▸ **Given records**:
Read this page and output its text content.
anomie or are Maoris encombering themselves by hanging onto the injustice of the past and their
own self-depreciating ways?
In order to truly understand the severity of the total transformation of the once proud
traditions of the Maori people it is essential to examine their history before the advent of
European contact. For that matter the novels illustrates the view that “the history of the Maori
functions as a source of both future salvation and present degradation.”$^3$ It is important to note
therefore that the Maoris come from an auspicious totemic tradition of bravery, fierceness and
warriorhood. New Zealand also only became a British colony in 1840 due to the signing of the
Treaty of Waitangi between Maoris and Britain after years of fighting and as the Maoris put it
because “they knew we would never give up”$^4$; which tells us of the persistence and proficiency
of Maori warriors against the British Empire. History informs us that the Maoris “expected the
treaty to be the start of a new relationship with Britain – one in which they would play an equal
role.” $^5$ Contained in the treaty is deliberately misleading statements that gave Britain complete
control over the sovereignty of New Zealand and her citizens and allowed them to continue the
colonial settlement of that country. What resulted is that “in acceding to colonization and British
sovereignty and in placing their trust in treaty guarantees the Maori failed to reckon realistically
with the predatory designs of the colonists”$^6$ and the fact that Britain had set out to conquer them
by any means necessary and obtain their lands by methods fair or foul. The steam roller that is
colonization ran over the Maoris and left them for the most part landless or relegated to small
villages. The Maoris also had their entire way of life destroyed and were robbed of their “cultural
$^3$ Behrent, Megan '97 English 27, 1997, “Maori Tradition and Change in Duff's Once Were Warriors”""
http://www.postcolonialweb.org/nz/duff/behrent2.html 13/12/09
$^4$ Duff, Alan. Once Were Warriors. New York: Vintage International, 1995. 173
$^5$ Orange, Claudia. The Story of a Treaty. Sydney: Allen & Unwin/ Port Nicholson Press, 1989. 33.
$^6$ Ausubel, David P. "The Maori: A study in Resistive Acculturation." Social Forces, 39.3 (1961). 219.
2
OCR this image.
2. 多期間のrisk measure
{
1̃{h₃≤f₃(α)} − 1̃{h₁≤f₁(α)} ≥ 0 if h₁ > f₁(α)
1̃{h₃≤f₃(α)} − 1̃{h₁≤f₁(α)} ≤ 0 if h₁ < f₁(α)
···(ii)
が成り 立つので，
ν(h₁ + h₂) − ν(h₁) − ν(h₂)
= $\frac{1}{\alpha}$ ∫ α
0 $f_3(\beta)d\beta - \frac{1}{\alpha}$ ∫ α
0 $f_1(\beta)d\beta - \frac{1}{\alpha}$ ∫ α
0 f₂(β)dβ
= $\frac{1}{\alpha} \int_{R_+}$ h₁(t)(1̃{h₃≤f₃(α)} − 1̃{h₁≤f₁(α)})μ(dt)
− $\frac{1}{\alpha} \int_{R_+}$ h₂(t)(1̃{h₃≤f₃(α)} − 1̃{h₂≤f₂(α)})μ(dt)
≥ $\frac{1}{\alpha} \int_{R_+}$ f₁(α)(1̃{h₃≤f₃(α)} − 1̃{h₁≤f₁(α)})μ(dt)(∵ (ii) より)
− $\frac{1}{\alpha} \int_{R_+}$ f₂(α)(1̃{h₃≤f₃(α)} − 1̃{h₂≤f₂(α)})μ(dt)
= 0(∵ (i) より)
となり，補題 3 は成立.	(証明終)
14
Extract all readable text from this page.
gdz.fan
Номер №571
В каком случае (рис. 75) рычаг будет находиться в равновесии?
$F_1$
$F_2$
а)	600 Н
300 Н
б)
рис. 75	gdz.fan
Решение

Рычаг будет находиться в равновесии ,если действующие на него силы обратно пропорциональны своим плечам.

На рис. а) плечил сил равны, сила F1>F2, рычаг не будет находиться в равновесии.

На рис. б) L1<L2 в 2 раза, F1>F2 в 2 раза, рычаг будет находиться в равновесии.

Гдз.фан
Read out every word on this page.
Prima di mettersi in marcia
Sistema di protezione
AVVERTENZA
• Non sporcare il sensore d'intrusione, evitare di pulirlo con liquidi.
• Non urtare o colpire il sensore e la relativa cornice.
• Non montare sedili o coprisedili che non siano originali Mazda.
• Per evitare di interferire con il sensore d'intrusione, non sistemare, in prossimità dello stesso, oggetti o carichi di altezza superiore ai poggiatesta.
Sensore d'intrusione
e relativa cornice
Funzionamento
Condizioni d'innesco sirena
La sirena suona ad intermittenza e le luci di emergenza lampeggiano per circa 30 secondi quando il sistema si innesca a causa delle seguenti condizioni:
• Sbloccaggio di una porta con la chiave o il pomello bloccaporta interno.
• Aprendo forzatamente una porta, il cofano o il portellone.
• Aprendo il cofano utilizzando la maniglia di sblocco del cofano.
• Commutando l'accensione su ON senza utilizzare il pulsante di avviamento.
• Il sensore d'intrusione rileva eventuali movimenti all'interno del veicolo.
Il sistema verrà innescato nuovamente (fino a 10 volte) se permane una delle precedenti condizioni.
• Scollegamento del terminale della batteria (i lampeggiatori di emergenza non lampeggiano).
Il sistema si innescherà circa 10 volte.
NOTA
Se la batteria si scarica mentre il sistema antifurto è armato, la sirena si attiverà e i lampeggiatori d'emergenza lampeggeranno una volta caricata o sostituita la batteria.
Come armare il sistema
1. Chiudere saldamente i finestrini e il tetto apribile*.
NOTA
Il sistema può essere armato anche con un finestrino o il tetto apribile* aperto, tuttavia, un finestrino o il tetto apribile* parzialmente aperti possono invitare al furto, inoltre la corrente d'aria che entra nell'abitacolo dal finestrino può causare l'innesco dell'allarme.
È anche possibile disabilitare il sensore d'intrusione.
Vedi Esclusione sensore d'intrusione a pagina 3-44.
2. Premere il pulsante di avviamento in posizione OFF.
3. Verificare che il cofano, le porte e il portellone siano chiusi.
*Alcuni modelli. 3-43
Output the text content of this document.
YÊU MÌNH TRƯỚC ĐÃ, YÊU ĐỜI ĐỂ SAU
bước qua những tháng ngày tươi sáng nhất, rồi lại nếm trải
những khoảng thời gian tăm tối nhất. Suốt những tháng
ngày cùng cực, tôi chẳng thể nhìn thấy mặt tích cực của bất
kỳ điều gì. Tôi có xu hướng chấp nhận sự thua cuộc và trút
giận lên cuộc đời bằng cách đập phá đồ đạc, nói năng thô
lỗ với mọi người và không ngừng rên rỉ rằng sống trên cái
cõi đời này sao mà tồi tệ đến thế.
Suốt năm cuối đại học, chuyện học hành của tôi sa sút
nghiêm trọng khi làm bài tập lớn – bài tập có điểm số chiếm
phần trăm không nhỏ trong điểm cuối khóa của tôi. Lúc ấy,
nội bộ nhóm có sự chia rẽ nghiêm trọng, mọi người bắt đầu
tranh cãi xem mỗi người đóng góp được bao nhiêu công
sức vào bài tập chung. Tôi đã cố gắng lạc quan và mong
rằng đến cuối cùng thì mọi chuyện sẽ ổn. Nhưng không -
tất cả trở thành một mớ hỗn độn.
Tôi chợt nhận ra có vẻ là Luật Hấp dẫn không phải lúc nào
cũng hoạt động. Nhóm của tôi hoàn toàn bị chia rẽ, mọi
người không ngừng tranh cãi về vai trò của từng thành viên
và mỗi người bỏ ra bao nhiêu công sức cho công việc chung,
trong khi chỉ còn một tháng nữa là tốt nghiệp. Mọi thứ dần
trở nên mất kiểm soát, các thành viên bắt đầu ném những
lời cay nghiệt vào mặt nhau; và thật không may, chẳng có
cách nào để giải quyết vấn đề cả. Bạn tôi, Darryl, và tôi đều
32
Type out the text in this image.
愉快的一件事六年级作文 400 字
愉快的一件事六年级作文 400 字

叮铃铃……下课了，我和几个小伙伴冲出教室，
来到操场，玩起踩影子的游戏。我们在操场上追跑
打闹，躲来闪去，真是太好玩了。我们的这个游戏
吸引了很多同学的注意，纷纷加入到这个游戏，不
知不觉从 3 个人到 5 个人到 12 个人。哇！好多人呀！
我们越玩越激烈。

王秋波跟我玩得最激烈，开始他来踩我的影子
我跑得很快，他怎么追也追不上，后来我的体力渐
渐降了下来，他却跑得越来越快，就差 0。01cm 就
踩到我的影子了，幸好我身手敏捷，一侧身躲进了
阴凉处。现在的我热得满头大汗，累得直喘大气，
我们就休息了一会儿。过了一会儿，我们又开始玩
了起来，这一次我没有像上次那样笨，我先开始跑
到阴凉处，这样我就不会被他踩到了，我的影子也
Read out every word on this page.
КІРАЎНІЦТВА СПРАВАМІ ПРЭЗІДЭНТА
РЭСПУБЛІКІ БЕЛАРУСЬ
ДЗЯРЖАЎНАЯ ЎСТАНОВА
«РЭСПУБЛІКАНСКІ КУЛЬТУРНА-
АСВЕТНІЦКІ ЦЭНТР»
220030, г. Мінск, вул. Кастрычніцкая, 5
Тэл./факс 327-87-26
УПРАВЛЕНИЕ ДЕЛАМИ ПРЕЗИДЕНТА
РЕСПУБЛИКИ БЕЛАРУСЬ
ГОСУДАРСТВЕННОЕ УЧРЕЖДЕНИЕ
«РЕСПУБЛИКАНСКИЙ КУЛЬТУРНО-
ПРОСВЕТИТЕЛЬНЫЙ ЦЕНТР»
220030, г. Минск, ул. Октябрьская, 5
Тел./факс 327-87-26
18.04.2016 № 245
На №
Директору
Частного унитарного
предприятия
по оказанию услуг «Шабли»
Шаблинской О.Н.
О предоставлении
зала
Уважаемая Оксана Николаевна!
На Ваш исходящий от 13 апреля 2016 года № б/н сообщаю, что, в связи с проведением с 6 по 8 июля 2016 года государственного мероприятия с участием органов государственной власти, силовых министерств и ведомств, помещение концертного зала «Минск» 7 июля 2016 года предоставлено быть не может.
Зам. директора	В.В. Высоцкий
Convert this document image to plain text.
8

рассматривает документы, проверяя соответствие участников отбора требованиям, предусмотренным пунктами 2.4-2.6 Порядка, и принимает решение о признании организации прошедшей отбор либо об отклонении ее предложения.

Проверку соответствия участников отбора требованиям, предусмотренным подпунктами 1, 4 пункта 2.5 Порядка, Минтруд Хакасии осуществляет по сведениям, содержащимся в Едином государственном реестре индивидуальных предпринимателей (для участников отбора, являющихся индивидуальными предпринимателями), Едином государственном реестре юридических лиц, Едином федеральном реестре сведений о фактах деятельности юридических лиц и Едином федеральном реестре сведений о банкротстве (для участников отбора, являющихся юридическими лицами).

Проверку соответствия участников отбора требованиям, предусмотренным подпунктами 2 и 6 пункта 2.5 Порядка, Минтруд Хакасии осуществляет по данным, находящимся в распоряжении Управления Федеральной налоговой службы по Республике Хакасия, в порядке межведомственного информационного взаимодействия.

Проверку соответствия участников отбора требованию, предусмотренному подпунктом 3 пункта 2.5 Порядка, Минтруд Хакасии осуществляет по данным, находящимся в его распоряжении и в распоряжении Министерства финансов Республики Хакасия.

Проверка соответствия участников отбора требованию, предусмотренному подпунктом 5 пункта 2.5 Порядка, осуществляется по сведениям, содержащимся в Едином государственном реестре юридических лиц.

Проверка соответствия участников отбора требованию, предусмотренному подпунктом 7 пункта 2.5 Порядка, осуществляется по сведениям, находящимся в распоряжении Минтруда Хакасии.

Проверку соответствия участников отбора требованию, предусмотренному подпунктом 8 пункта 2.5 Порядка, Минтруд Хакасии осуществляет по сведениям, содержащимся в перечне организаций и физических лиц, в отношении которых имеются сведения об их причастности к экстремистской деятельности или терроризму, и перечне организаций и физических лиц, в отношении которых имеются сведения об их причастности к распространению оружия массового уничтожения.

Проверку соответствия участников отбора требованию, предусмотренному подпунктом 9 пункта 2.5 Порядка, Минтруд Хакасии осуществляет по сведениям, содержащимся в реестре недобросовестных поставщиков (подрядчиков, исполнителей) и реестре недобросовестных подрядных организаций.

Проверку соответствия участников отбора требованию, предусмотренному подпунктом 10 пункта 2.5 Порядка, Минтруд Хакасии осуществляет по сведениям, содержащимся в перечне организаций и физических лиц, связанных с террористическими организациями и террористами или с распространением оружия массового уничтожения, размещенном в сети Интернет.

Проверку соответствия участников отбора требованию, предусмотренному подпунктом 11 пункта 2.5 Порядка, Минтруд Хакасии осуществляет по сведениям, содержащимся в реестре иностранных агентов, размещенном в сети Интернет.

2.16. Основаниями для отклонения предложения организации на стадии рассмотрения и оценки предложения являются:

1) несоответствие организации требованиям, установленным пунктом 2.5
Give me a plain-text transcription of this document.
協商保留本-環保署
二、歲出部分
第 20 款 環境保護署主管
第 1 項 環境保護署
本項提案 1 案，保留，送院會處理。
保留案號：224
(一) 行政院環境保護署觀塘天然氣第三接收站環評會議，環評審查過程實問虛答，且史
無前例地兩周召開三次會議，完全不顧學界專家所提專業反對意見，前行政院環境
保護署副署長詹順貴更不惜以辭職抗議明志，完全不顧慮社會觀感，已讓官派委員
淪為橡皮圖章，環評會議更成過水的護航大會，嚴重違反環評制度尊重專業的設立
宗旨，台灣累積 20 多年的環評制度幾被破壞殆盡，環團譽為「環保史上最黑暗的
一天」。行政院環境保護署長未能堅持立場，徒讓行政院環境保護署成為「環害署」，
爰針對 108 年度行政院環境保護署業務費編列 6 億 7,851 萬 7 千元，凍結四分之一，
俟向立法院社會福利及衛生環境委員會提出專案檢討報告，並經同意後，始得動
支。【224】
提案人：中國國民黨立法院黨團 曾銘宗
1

▸ **Given exercise**: Provide the number of lines containing the string "avviamento", with no other output.

▸ **Output for this task**: 2